Problem requirements
Count lines holding the string "Text" in the data that follows. Reply with one number only.

::::

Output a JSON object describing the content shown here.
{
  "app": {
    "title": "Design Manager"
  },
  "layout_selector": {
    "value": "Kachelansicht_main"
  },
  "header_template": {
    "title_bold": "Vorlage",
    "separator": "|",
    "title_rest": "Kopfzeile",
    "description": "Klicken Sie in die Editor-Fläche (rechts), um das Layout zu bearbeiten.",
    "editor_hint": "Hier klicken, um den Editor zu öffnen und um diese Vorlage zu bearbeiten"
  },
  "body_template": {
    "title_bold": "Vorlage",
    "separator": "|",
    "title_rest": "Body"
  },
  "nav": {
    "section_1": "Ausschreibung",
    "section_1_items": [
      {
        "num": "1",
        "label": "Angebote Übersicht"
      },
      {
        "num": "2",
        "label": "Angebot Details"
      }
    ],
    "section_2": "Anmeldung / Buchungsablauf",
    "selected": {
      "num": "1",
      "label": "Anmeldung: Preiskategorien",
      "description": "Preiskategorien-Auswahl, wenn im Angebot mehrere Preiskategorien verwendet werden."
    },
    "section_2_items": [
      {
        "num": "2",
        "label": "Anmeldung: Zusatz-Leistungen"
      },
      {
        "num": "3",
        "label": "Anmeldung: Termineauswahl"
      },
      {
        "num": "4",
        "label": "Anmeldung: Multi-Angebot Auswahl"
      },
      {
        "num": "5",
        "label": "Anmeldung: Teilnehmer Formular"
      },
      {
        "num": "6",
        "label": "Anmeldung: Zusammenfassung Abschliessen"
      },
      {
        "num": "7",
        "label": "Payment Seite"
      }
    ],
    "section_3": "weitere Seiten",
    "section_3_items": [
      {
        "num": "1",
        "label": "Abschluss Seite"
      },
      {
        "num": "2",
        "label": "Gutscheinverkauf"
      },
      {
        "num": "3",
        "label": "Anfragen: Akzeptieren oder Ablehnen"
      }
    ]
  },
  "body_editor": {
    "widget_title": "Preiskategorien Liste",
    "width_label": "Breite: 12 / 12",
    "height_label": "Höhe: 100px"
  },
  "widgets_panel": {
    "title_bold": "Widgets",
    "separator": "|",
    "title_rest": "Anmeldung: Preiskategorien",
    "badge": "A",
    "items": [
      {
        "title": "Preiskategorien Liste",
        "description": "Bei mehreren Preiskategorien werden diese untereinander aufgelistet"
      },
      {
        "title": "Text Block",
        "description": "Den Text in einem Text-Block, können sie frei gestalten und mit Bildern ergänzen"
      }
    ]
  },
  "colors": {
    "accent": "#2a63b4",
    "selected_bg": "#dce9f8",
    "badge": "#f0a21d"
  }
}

::::

Output of the exercise
2